◆ **STUDY QUESTIONS**:
1. According to the text on costs and benefits below, how long did the 2017 fires in British Columbia burn?
2. Rewrite the part of the text on costs and benefits that opens with the words "As the saying" and closes with "of global warming.", replacing "fire fighters" with "firefighters".

◆ **EXERCISE TEXT**:
....................
Cost and Benefits (con’t)

As the saying goes “those who ignore history are doomed to repeat it.” In 2017 over 1,300 fires smoked approximately 65,000 British Columbians out of their homes and burned more than 1.2 million hectares, costing the taxpayer $564 million in fire damage. The fires burned for 10 weeks, prompting the longest state of emergency in the province’s history. More than 4,700 fire fighters fought on the front lines, along with 1,200 fighters that had to be imported from across Canada, Australia, New Zealand, Mexico and the U.S. Afterwards professors from the University of British Columbia and Northern British Columbia, along with fire ecologists, published a letter warning that the 2017 fire season was the “new normal,” part and parcel of global warming.
Why such an increase in heat and drought on the west coast? A previous OpEd of mine in the Sun quoted global research from the Potsdam Institute for Climate Change Research clearly showing that the Arctic is warming faster than any other place on Earth, rapidly changing the course of the global jet stream. As far as B.C. is concerned, this creates a weak atmospheric circulation in the summer months all along the west coast, creating prolonged heat extremes. Four western states in the U.S. last summer also issued prolonged states of emergency due to drought. The belief in scientific circles now is that summer heat waves and drought on the Pacific Coast will show up on a consistent basis, as has happened in two of the past three years.
Circumstances are no different in Alberta. The final cost of the Ft. McMurray fire in Alberta has been tallied at $9.9-billion with 1,600 buildings destroyed. The June 2013 massive High River flooding in Alberta, caused by higher than normal temperatures leading to rapid snow melt, incurred more than $5 billion in economic losses. Similar severe flood events in Canada could lead to more than $13 billion in losses, with less than half of that amount covered by insurance, according to a report authored by reinsurance company Swiss Re.
Whether the heat wave in Europe of 2003, the Russian heat wave of 2010, the killer heat waves in the USA in 2011 and 2012, the 2017 heat and drought along the Pacific Coast, or the fire and flood damage in Alberta, such catastrophic events have huge economic consequences. Somehow these costs have been left out of the current argument about the economic benefits of the expansion of the TransMountain pipeline. Whether diluted bitumen is burned in Canada, Asia or elsewhere, it goes into the atmosphere and adds to the global total of carbon emissions. Unlike Las Vegas, “what happens in Asia doesn’t stay in Asia.” Everyone in the world shares a common atmosphere.
Let’s not forget the mountain pine beetle epidemic. By 2012, 53 percent of the merchantable pine forests in B.C. had been attacked. That epidemic killed a total of 723 million cubic metres or 18.3 million hectares, nearly 20 per cent of B.C.’s total land area. Current B.C. government projections are that by 2021 up to 57 per cent of merchantable timber from B.C. forests will have been infested.
....................
Collected data

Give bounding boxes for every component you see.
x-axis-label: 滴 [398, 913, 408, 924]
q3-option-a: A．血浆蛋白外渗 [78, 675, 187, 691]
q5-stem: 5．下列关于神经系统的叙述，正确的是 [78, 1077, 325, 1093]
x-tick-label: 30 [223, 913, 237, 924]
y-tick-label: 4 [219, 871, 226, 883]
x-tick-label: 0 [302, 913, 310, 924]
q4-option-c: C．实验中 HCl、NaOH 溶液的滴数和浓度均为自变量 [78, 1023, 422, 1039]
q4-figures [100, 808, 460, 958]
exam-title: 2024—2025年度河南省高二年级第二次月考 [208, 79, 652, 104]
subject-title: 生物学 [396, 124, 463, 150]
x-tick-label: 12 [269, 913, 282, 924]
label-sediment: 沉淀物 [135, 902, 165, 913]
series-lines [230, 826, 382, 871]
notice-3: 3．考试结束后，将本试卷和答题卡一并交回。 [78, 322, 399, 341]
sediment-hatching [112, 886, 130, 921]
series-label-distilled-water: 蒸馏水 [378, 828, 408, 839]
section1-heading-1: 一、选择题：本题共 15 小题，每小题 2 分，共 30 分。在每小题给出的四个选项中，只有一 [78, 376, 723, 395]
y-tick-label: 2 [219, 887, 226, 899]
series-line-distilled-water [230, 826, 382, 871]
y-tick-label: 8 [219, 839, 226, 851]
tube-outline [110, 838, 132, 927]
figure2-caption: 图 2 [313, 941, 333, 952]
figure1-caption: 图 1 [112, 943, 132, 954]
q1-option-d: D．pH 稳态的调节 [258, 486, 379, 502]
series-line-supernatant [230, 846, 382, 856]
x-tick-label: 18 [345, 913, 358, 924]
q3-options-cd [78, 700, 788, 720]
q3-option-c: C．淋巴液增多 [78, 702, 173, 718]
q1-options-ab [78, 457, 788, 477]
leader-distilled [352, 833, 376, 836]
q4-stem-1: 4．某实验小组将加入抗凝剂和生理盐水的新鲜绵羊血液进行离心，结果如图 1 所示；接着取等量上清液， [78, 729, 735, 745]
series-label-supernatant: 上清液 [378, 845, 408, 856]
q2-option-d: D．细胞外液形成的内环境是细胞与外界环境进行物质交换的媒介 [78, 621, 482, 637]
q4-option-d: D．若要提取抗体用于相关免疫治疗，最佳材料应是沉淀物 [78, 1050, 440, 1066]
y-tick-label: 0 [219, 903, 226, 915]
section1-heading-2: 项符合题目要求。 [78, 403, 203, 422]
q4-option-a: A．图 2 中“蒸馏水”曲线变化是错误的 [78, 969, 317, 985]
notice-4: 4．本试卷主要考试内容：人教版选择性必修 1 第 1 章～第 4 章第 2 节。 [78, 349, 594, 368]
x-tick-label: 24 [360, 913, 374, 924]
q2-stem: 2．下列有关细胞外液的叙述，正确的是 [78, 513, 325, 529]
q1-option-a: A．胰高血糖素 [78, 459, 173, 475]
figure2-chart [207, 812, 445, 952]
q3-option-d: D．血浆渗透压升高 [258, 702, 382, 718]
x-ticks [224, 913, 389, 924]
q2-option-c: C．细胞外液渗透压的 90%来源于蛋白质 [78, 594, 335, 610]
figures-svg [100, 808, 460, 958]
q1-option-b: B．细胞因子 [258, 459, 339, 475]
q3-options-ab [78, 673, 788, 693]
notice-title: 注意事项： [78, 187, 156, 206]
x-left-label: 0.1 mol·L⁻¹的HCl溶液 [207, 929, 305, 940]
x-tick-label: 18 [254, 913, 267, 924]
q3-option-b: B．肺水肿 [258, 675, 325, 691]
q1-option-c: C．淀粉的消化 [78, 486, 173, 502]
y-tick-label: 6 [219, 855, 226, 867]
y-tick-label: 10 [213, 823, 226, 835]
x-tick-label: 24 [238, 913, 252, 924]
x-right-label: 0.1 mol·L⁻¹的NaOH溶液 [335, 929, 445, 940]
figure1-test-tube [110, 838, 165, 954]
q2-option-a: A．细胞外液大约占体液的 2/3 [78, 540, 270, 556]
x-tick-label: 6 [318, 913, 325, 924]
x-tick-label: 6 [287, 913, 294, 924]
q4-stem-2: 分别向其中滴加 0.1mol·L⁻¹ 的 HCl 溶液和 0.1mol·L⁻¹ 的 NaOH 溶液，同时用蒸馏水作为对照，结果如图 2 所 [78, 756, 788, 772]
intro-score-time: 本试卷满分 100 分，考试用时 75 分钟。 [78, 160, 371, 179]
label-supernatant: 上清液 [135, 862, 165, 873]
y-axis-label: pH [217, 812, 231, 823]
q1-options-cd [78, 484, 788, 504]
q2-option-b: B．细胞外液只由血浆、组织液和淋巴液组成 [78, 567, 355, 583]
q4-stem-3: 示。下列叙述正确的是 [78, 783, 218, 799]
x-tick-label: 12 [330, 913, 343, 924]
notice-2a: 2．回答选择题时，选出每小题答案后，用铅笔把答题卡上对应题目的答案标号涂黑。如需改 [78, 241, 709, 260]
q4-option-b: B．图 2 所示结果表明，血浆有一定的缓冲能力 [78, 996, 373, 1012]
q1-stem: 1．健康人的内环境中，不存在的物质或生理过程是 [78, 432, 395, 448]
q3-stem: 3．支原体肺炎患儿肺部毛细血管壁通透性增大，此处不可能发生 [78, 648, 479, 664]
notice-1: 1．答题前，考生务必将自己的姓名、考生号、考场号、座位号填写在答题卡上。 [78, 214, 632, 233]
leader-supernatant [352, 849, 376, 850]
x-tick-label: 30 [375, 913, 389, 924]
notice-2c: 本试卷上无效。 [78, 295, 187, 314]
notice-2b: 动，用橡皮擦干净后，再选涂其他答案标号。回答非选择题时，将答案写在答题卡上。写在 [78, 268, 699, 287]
....................
◆ **EXERCISE ANSWERS**:
1. The fires burned for 10 weeks.

2.
As the saying goes “those who ignore history are doomed to repeat it.” In 2017 over 1,300 fires smoked approximately 65,000 British Columbians out of their homes and burned more than 1.2 million hectares, costing the taxpayer $564 million in fire damage. The fires burned for 10 weeks, prompting the longest state of emergency in the province’s history. More than 4,700 firefighters fought on the front lines, along with 1,200 fighters that had to be imported from across Canada, Australia, New Zealand, Mexico and the U.S. Afterwards professors from the University of British Columbia and Northern British Columbia, along with fire ecologists, published a letter warning that the 2017 fire season was the “new normal,” part and parcel of global warming.